◆ Problem to solve
Leaving out the pictures, retype all the material exactly.

◆ Record list
************
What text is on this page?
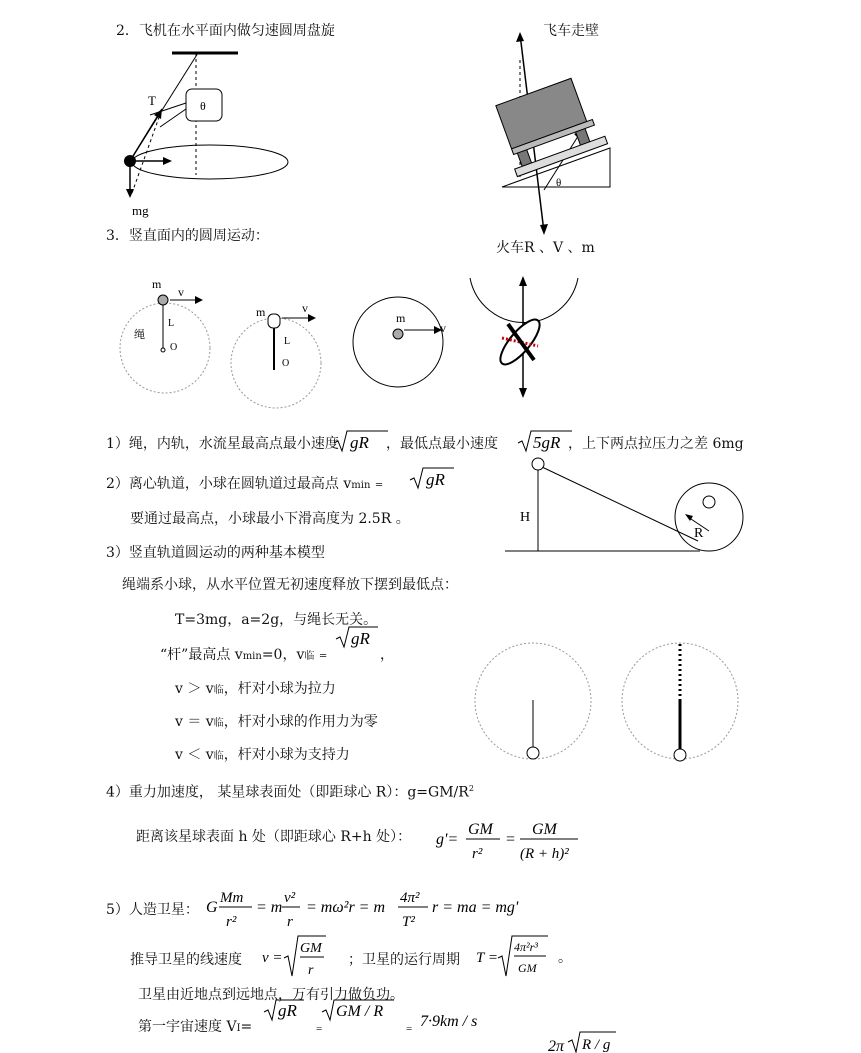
2．飞机在水平面内做匀速圆周盘旋
T	θ
mg
飞车走壁
θ
火车R 、V 、m
3．竖直面内的圆周运动：
m
v
绳
L
O
m	v
L
O
m
v
1）绳，内轨，水流星最高点最小速度 gR ，最低点最小速度 5gR ，上下两点拉压力之差 6mg
2）离心轨道，小球在圆轨道过最高点 vmin =	gR
要通过最高点，小球最小下滑高度为 2.5R 。	H
R
3）竖直轨道圆运动的两种基本模型
绳端系小球，从水平位置无初速度释放下摆到最低点：
T=3mg，a=2g，与绳长无关。
“杆”最高点 vmin=0，v临 =
gR
，
v ＞ v临，杆对小球为拉力
v ＝ v临，杆对小球的作用力为零
v ＜ v临，杆对小球为支持力
4）重力加速度， 某星球表面处（即距球心 R）：$g=GM/R^2$
距离该星球表面 h 处（即距球心 R+h 处）： g'=
GM
r²
=
GM
(R + h)²
5）人造卫星： G
Mm
r²
= m
v²
r
= mω²r = m
4π²
T²
r = ma = mg'
推导卫星的线速度 v =
GM
r
；卫星的运行周期 T =
4π²r³
GM
。
卫星由近地点到远地点，万有引力做负功。
第一宇宙速度 VI=
gR
=
GM / R
= 7·9km / s
2π R / g
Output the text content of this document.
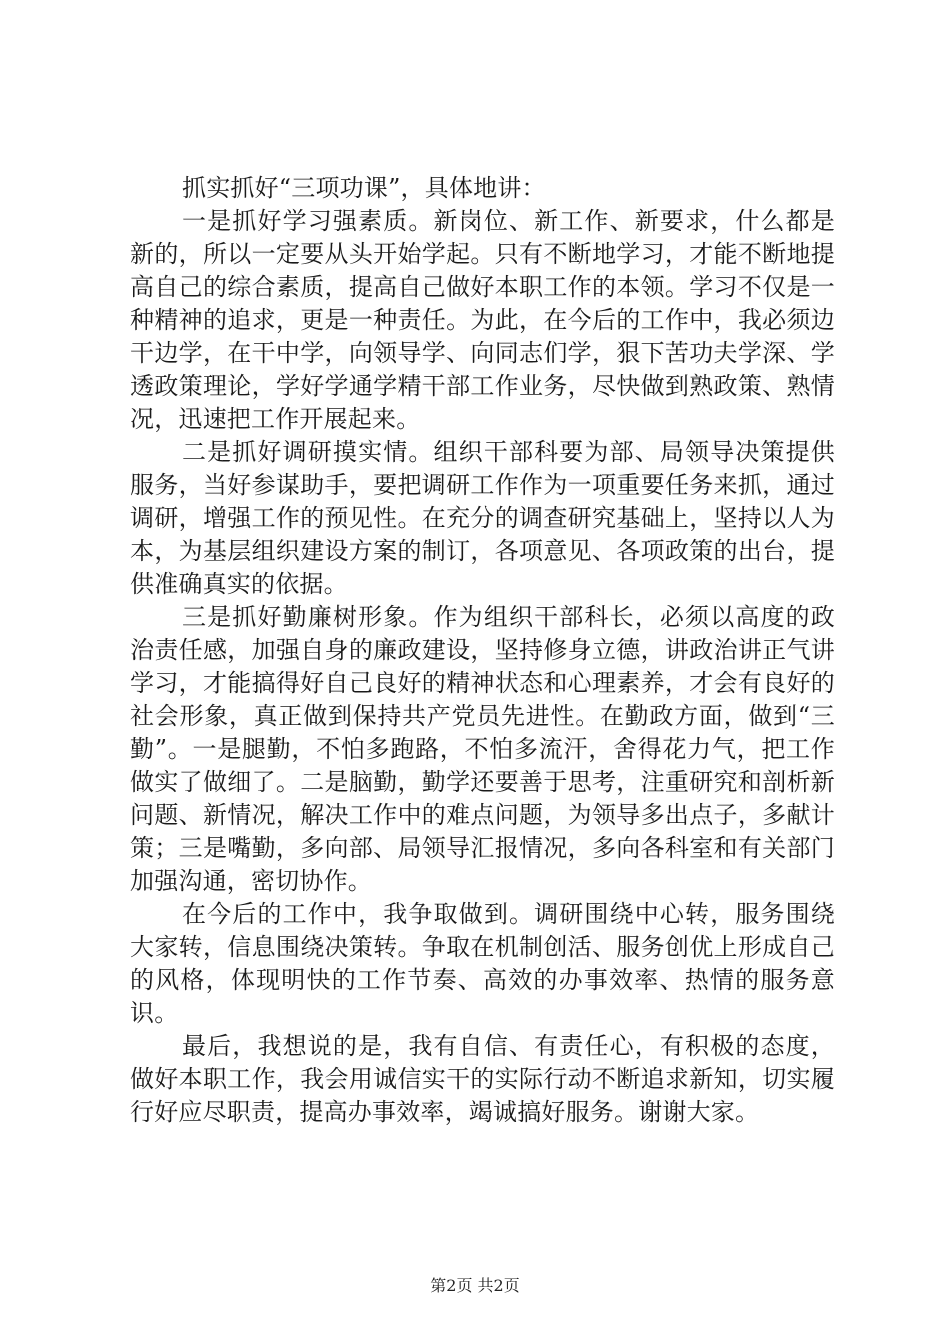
抓实抓好“三项功课”，具体地讲：

一是抓好学习强素质。新岗位、新工作、新要求，什么都是新的，所以一定要从头开始学起。只有不断地学习，才能不断地提高自己的综合素质，提高自己做好本职工作的本领。学习不仅是一种精神的追求，更是一种责任。为此，在今后的工作中，我必须边干边学，在干中学，向领导学、向同志们学，狠下苦功夫学深、学透政策理论，学好学通学精干部工作业务，尽快做到熟政策、熟情况，迅速把工作开展起来。

二是抓好调研摸实情。组织干部科要为部、局领导决策提供服务，当好参谋助手，要把调研工作作为一项重要任务来抓，通过调研，增强工作的预见性。在充分的调查研究基础上，坚持以人为本，为基层组织建设方案的制订，各项意见、各项政策的出台，提供准确真实的依据。

三是抓好勤廉树形象。作为组织干部科长，必须以高度的政治责任感，加强自身的廉政建设，坚持修身立德，讲政治讲正气讲学习，才能搞得好自己良好的精神状态和心理素养，才会有良好的社会形象，真正做到保持共产党员先进性。在勤政方面，做到“三勤”。一是腿勤，不怕多跑路，不怕多流汗，舍得花力气，把工作做实了做细了。二是脑勤，勤学还要善于思考，注重研究和剖析新问题、新情况，解决工作中的难点问题，为领导多出点子，多献计策；三是嘴勤，多向部、局领导汇报情况，多向各科室和有关部门加强沟通，密切协作。

在今后的工作中，我争取做到。调研围绕中心转，服务围绕大家转，信息围绕决策转。争取在机制创活、服务创优上形成自己的风格，体现明快的工作节奏、高效的办事效率、热情的服务意识。

最后，我想说的是，我有自信、有责任心，有积极的态度，做好本职工作，我会用诚信实干的实际行动不断追求新知，切实履行好应尽职责，提高办事效率，竭诚搞好服务。谢谢大家。

第2页 共2页
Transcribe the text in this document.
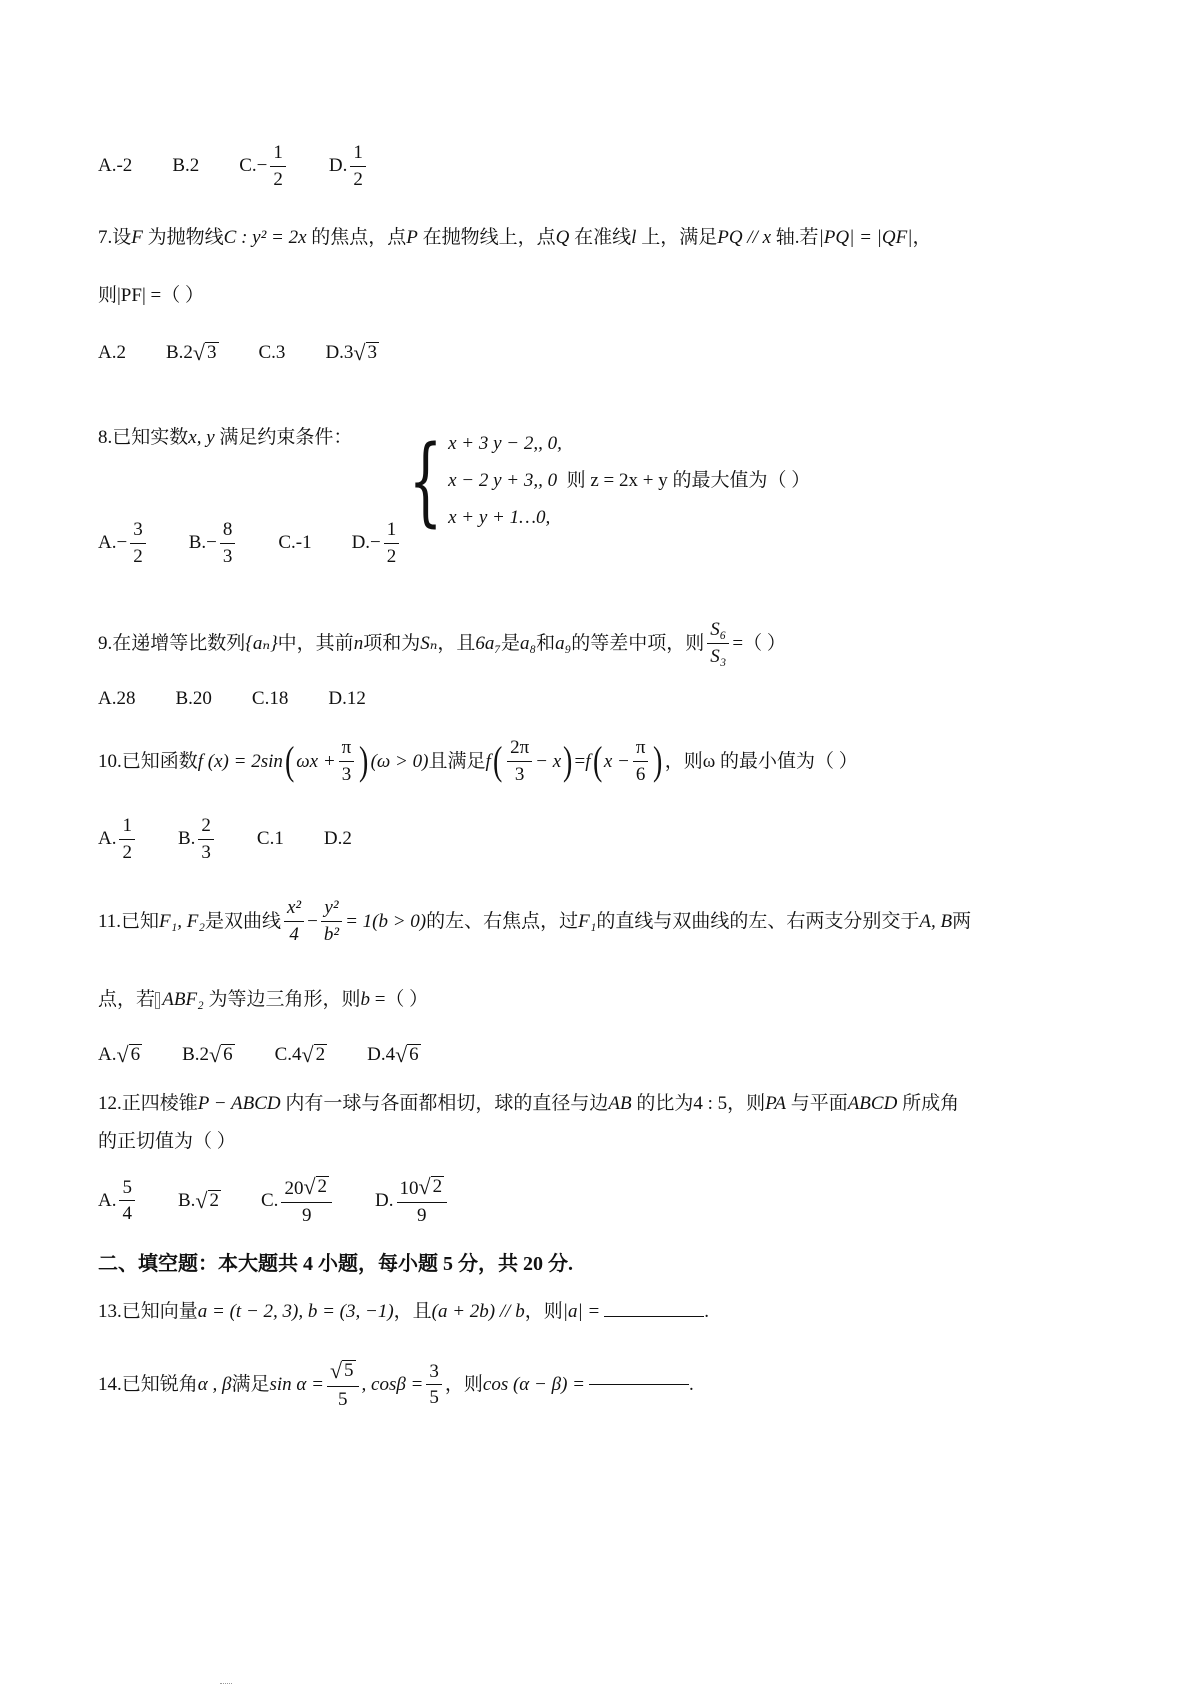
A.-2 B.2 $C.- \frac{1}{2} D$. $\frac{1}{2}$
7.设F 为抛物线C : y² = 2x 的焦点，点P 在抛物线上，点Q 在准线l 上，满足PQ // x 轴.若|PQ| = |QF|，
则|PF| =（ ）
A.2 B. 2 √ 3 C.3 D. 3 √ 3
8.已知实数x, y 满足约束条件： { x + 3 y − 2,, 0,
x − 2 y + 3,, 0 则 z = 2x + y 的最大值为（ ）
x + y + 1…0,
$A.- \frac{3}{2} B.- \frac{8}{3} C.-1$ $D.- \frac{1}{2}$
9.在递增等比数列 {aₙ} 中，其前 n 项和为 Sₙ ，且 6a₇ 是 a₈ 和 a₉ 的等差中项，则 $\frac{\text{S₆}}{\text{S₃}}$ =（ ）
A.28 B.20 C.18 D.12
10.已知函数 f (x) = 2sin ( $\omega x + \frac{\pi}{3}$ ) (ω > 0) 且满足 f ( $\frac{2\pi}{3} - x$ ) = f ( $x - \frac{\pi}{6}$ ) ，则ω 的最小值为（ ）
A. $\frac{1}{2} B$. $\frac{2}{3} C.1$ D.2
11.已知 F₁, F₂ 是双曲线 $\frac{\text{x²}}{4} - \frac{\text{y²}}{\text{b²}} = 1(b > 0)$ 的左、右焦点，过 F₁ 的直线与双曲线的左、右两支分别交于 A, B 两
点，若 ABF₂ 为等边三角形，则b =（ ）
A. √ 6 B. 2 √ 6 C. 4 √ 2 D. 4 √ 6
12.正四棱锥P − ABCD 内有一球与各面都相切，球的直径与边AB 的比为4 : 5，则PA 与平面ABCD 所成角
的正切值为（ ）
A. $\frac{5}{4} B$. √ 2 C. $\frac{20 √ 2}{9} D$. $\frac{10 √ 2}{9}$
二、填空题：本大题共 4 小题，每小题 5 分，共 20 分.
13.已知向量a = (t − 2, 3), b = (3, −1)，且(a + 2b) // b，则|a| =	.
14.已知锐角 α , β 满足 $\sin \alpha = \frac{√ 5}{5}$ , $\cos\beta = \frac{3}{5}$ ，则 cos (α − β) =	.
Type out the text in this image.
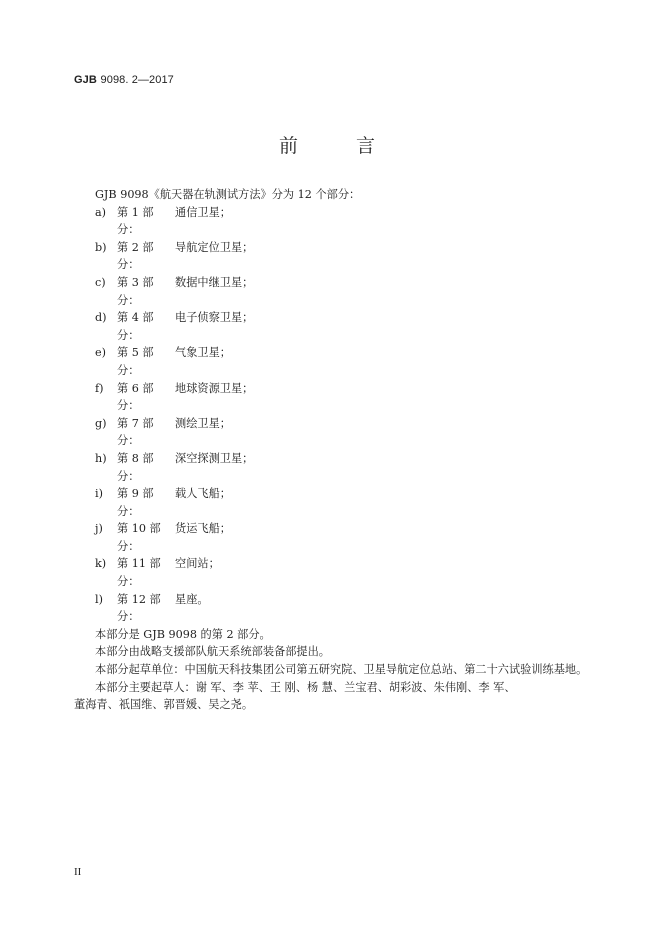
GJB 9098. 2—2017
前 言

GJB 9098《航天器在轨测试方法》分为 12 个部分：

a) 第 1 部分：
通信卫星；
b) 第 2 部分：
导航定位卫星；
c)	第 3 部分：
数据中继卫星；
d) 第 4 部分：
电子侦察卫星；
e) 第 5 部分：
气象卫星；
f)	第 6 部分：
地球资源卫星；
g) 第 7 部分：
测绘卫星；
h) 第 8 部分：
深空探测卫星；
i)	第 9 部分：
载人飞船；
j)	第 10 部分：
货运飞船；
k) 第 11 部分：
空间站；
l)	第 12 部分：
星座。

本部分是 GJB 9098 的第 2 部分。

本部分由战略支援部队航天系统部装备部提出。

本部分起草单位：中国航天科技集团公司第五研究院、卫星导航定位总站、第二十六试验训练基地。

本部分主要起草人：谢 军、李 苹、王 刚、杨 慧、兰宝君、胡彩波、朱伟刚、李 军、
董海青、祇国维、郭晋媛、吴之尧。

II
************
◆ Correct output
What text is on this page?
2．飞机在水平面内做匀速圆周盘旋
T	θ
mg
飞车走壁
θ
火车R 、V 、m
3．竖直面内的圆周运动：
m
v
绳
L
O
m	v
L
O
m
v
1）绳，内轨，水流星最高点最小速度 gR ，最低点最小速度 5gR ，上下两点拉压力之差 6mg
2）离心轨道，小球在圆轨道过最高点 vmin =	gR
要通过最高点，小球最小下滑高度为 2.5R 。	H
R
3）竖直轨道圆运动的两种基本模型
绳端系小球，从水平位置无初速度释放下摆到最低点：
T=3mg，a=2g，与绳长无关。
“杆”最高点 vmin=0，v临 =
gR
，
v ＞ v临，杆对小球为拉力
v ＝ v临，杆对小球的作用力为零
v ＜ v临，杆对小球为支持力
4）重力加速度， 某星球表面处（即距球心 R）：$g=GM/R^2$
距离该星球表面 h 处（即距球心 R+h 处）： g'=
GM
r²
=
GM
(R + h)²
5）人造卫星： G
Mm
r²
= m
v²
r
= mω²r = m
4π²
T²
r = ma = mg'
推导卫星的线速度 v =
GM
r
；卫星的运行周期 T =
4π²r³
GM
。
卫星由近地点到远地点，万有引力做负功。
第一宇宙速度 VI=
gR
=
GM / R
= 7·9km / s
2π R / g
Output the text content of this document.
抓实抓好“三项功课”，具体地讲：

一是抓好学习强素质。新岗位、新工作、新要求，什么都是新的，所以一定要从头开始学起。只有不断地学习，才能不断地提高自己的综合素质，提高自己做好本职工作的本领。学习不仅是一种精神的追求，更是一种责任。为此，在今后的工作中，我必须边干边学，在干中学，向领导学、向同志们学，狠下苦功夫学深、学透政策理论，学好学通学精干部工作业务，尽快做到熟政策、熟情况，迅速把工作开展起来。

二是抓好调研摸实情。组织干部科要为部、局领导决策提供服务，当好参谋助手，要把调研工作作为一项重要任务来抓，通过调研，增强工作的预见性。在充分的调查研究基础上，坚持以人为本，为基层组织建设方案的制订，各项意见、各项政策的出台，提供准确真实的依据。

三是抓好勤廉树形象。作为组织干部科长，必须以高度的政治责任感，加强自身的廉政建设，坚持修身立德，讲政治讲正气讲学习，才能搞得好自己良好的精神状态和心理素养，才会有良好的社会形象，真正做到保持共产党员先进性。在勤政方面，做到“三勤”。一是腿勤，不怕多跑路，不怕多流汗，舍得花力气，把工作做实了做细了。二是脑勤，勤学还要善于思考，注重研究和剖析新问题、新情况，解决工作中的难点问题，为领导多出点子，多献计策；三是嘴勤，多向部、局领导汇报情况，多向各科室和有关部门加强沟通，密切协作。

在今后的工作中，我争取做到。调研围绕中心转，服务围绕大家转，信息围绕决策转。争取在机制创活、服务创优上形成自己的风格，体现明快的工作节奏、高效的办事效率、热情的服务意识。

最后，我想说的是，我有自信、有责任心，有积极的态度，做好本职工作，我会用诚信实干的实际行动不断追求新知，切实履行好应尽职责，提高办事效率，竭诚搞好服务。谢谢大家。

第2页 共2页
Transcribe the text in this document.
A.-2 B.2 $C.- \frac{1}{2} D$. $\frac{1}{2}$
7.设F 为抛物线C : y² = 2x 的焦点，点P 在抛物线上，点Q 在准线l 上，满足PQ // x 轴.若|PQ| = |QF|，
则|PF| =（ ）
A.2 B. 2 √ 3 C.3 D. 3 √ 3
8.已知实数x, y 满足约束条件： { x + 3 y − 2,, 0,
x − 2 y + 3,, 0 则 z = 2x + y 的最大值为（ ）
x + y + 1…0,
$A.- \frac{3}{2} B.- \frac{8}{3} C.-1$ $D.- \frac{1}{2}$
9.在递增等比数列 {aₙ} 中，其前 n 项和为 Sₙ ，且 6a₇ 是 a₈ 和 a₉ 的等差中项，则 $\frac{\text{S₆}}{\text{S₃}}$ =（ ）
A.28 B.20 C.18 D.12
10.已知函数 f (x) = 2sin ( $\omega x + \frac{\pi}{3}$ ) (ω > 0) 且满足 f ( $\frac{2\pi}{3} - x$ ) = f ( $x - \frac{\pi}{6}$ ) ，则ω 的最小值为（ ）
A. $\frac{1}{2} B$. $\frac{2}{3} C.1$ D.2
11.已知 F₁, F₂ 是双曲线 $\frac{\text{x²}}{4} - \frac{\text{y²}}{\text{b²}} = 1(b > 0)$ 的左、右焦点，过 F₁ 的直线与双曲线的左、右两支分别交于 A, B 两
点，若 ABF₂ 为等边三角形，则b =（ ）
A. √ 6 B. 2 √ 6 C. 4 √ 2 D. 4 √ 6
12.正四棱锥P − ABCD 内有一球与各面都相切，球的直径与边AB 的比为4 : 5，则PA 与平面ABCD 所成角
的正切值为（ ）
A. $\frac{5}{4} B$. √ 2 C. $\frac{20 √ 2}{9} D$. $\frac{10 √ 2}{9}$
二、填空题：本大题共 4 小题，每小题 5 分，共 20 分.
13.已知向量a = (t − 2, 3), b = (3, −1)，且(a + 2b) // b，则|a| =	.
14.已知锐角 α , β 满足 $\sin \alpha = \frac{√ 5}{5}$ , $\cos\beta = \frac{3}{5}$ ，则 cos (α − β) =	.
Type out the text in this image.
GJB 9098. 2—2017
前 言

GJB 9098《航天器在轨测试方法》分为 12 个部分：

a) 第 1 部分：
通信卫星；
b) 第 2 部分：
导航定位卫星；
c)	第 3 部分：
数据中继卫星；
d) 第 4 部分：
电子侦察卫星；
e) 第 5 部分：
气象卫星；
f)	第 6 部分：
地球资源卫星；
g) 第 7 部分：
测绘卫星；
h) 第 8 部分：
深空探测卫星；
i)	第 9 部分：
载人飞船；
j)	第 10 部分：
货运飞船；
k) 第 11 部分：
空间站；
l)	第 12 部分：
星座。

本部分是 GJB 9098 的第 2 部分。

本部分由战略支援部队航天系统部装备部提出。

本部分起草单位：中国航天科技集团公司第五研究院、卫星导航定位总站、第二十六试验训练基地。

本部分主要起草人：谢 军、李 苹、王 刚、杨 慧、兰宝君、胡彩波、朱伟刚、李 军、
董海青、祇国维、郭晋媛、吴之尧。

II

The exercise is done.